Identify and copy all lines of the material where the string "panel" is found.
* * *
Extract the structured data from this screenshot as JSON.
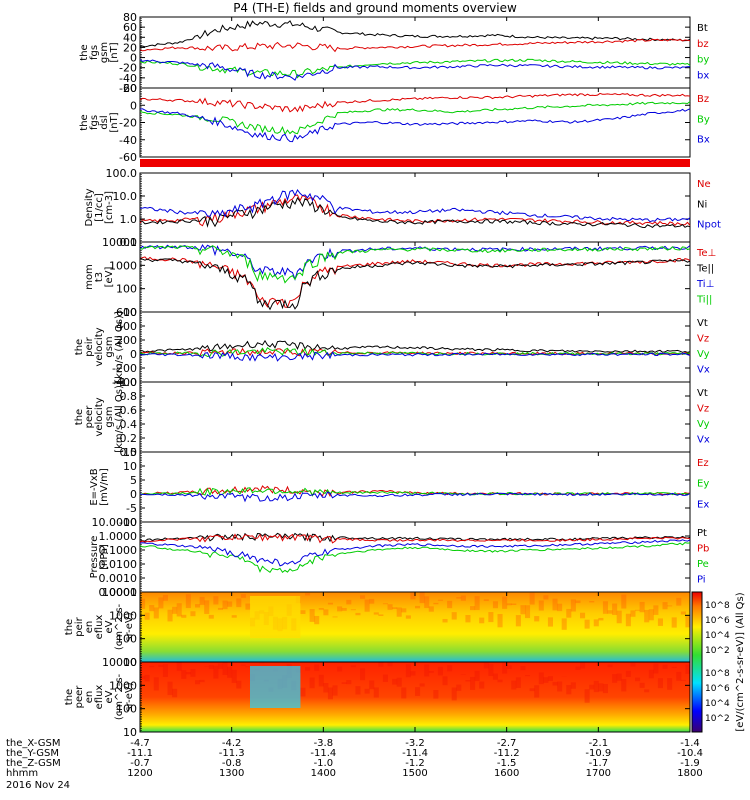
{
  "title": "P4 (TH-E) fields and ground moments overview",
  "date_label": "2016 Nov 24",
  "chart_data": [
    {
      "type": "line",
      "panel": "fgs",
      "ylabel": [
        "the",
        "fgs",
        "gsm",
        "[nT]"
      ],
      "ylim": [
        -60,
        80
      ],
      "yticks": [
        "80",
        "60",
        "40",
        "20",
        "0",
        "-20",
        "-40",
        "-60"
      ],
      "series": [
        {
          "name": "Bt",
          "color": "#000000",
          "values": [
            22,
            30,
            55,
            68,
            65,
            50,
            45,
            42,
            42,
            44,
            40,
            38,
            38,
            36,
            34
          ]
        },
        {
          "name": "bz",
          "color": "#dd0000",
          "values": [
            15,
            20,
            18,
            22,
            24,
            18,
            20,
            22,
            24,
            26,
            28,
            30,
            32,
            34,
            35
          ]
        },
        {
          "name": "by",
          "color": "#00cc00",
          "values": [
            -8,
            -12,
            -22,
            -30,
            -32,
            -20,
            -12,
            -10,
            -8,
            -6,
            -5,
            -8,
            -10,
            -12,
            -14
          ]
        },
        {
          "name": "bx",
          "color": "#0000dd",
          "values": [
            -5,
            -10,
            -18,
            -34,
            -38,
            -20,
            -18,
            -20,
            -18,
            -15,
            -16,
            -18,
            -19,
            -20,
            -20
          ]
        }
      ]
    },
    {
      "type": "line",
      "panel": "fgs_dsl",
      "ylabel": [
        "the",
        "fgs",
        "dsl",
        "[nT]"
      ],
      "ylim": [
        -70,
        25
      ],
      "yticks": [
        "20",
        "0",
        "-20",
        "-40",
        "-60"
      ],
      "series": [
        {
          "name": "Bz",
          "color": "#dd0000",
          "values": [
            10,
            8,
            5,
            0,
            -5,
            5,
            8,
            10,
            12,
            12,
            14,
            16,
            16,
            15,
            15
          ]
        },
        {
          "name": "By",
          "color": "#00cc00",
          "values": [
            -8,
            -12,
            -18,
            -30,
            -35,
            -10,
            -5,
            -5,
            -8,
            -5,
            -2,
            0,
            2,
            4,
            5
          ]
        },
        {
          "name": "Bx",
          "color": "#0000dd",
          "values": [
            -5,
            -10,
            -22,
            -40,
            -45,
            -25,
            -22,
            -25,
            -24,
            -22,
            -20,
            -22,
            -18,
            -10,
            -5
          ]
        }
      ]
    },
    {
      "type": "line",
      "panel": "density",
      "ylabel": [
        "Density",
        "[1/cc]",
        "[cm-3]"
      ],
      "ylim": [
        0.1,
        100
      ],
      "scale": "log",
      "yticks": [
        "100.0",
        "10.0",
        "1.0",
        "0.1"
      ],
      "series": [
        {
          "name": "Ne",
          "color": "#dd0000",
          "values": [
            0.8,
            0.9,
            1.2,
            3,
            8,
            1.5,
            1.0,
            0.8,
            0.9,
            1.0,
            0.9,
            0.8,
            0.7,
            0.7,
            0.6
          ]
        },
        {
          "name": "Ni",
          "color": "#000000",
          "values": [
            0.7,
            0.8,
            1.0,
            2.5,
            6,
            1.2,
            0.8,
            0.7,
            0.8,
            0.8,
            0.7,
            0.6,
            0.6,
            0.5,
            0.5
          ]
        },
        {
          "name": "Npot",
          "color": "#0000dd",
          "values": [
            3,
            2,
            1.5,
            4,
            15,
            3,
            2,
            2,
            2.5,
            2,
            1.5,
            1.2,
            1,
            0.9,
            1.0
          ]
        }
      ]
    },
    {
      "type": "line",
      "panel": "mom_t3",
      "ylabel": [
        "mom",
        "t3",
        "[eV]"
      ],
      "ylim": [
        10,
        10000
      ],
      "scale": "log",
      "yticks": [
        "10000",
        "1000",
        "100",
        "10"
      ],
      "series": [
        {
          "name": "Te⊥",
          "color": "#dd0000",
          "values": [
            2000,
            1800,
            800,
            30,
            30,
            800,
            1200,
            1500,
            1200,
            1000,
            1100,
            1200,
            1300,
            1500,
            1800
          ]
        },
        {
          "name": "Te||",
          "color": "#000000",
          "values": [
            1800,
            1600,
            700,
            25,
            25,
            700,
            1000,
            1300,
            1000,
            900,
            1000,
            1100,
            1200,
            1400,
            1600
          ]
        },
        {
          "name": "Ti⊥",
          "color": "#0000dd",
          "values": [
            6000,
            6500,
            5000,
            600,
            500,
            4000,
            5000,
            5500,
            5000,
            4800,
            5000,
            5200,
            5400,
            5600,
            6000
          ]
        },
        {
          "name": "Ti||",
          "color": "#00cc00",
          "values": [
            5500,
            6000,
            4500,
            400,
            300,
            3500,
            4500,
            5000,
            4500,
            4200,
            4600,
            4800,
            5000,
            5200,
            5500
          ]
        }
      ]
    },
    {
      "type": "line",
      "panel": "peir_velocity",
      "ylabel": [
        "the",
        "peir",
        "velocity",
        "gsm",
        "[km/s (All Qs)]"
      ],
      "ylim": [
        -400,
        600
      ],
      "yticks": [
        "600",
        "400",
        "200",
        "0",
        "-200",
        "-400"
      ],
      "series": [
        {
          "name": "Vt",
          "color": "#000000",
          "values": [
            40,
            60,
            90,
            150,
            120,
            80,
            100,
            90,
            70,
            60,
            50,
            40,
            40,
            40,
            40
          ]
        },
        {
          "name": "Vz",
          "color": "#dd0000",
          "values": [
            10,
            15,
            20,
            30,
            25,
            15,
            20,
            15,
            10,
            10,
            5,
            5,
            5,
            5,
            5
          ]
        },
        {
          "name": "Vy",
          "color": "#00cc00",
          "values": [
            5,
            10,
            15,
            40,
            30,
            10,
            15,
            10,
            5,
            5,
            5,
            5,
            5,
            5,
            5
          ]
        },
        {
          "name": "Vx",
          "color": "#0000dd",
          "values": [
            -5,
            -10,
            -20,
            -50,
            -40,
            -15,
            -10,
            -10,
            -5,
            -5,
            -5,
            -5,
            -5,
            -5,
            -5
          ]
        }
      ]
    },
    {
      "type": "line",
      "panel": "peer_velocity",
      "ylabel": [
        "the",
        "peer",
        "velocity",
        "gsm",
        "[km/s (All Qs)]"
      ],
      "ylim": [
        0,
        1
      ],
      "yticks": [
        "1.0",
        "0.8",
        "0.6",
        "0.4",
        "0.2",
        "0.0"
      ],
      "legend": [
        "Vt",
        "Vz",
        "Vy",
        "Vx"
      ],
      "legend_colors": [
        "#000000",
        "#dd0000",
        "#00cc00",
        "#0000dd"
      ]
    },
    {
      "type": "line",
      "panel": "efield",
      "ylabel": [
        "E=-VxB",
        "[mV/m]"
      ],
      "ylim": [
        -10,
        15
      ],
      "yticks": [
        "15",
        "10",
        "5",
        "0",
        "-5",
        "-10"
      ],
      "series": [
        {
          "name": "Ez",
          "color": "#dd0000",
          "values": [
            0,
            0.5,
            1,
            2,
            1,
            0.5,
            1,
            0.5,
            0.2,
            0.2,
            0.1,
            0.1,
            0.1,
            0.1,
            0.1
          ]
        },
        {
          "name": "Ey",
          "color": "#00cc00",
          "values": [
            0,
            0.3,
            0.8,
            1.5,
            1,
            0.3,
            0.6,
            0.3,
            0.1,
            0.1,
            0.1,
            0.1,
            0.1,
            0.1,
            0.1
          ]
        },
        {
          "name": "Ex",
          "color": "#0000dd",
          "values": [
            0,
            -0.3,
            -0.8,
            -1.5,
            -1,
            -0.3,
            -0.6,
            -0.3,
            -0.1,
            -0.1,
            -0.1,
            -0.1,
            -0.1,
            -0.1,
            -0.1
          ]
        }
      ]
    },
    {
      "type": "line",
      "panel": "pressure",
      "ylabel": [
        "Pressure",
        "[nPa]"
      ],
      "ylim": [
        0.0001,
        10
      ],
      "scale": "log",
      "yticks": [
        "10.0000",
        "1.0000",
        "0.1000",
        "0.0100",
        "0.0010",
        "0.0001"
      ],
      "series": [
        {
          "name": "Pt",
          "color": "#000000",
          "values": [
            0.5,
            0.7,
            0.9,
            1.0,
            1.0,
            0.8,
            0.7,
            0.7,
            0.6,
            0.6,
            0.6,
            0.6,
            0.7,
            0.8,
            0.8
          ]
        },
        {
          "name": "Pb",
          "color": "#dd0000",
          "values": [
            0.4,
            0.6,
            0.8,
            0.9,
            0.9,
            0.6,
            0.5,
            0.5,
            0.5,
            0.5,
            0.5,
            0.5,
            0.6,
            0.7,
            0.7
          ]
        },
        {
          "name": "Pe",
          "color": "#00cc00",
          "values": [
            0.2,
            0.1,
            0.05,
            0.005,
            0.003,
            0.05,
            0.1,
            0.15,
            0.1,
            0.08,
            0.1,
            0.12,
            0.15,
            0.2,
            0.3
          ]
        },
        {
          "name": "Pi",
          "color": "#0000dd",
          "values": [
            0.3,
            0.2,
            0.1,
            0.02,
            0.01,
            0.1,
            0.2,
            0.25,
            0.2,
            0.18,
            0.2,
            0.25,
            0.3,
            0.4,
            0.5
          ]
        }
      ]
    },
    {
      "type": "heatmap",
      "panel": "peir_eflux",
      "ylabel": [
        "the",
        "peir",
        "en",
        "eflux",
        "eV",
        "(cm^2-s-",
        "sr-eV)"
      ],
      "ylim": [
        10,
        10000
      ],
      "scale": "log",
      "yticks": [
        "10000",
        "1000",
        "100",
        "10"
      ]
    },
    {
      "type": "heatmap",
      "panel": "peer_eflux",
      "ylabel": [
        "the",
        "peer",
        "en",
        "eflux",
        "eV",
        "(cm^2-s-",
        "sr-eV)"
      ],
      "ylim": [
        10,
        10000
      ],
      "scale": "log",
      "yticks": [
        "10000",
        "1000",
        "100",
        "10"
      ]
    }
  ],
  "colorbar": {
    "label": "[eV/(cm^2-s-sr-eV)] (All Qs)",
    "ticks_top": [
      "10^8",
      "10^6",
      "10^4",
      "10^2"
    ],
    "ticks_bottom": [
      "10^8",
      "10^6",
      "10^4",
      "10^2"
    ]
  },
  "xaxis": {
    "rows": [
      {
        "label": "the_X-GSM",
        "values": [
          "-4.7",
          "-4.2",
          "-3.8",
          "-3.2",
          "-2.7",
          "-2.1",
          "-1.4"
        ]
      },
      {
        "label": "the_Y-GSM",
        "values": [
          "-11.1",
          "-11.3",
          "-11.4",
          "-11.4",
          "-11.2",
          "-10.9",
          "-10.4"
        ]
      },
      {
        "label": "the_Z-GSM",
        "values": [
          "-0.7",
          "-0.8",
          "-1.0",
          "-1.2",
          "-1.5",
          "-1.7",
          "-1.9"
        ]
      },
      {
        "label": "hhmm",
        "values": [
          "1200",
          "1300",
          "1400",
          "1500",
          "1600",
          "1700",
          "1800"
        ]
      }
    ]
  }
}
* * *
:: Answer to the task ::
      "panel": "fgs",
      "panel": "fgs_dsl",
      "panel": "density",
      "panel": "mom_t3",
      "panel": "peir_velocity",
      "panel": "peer_velocity",
      "panel": "efield",
      "panel": "pressure",
      "panel": "peir_eflux",
      "panel": "peer_eflux",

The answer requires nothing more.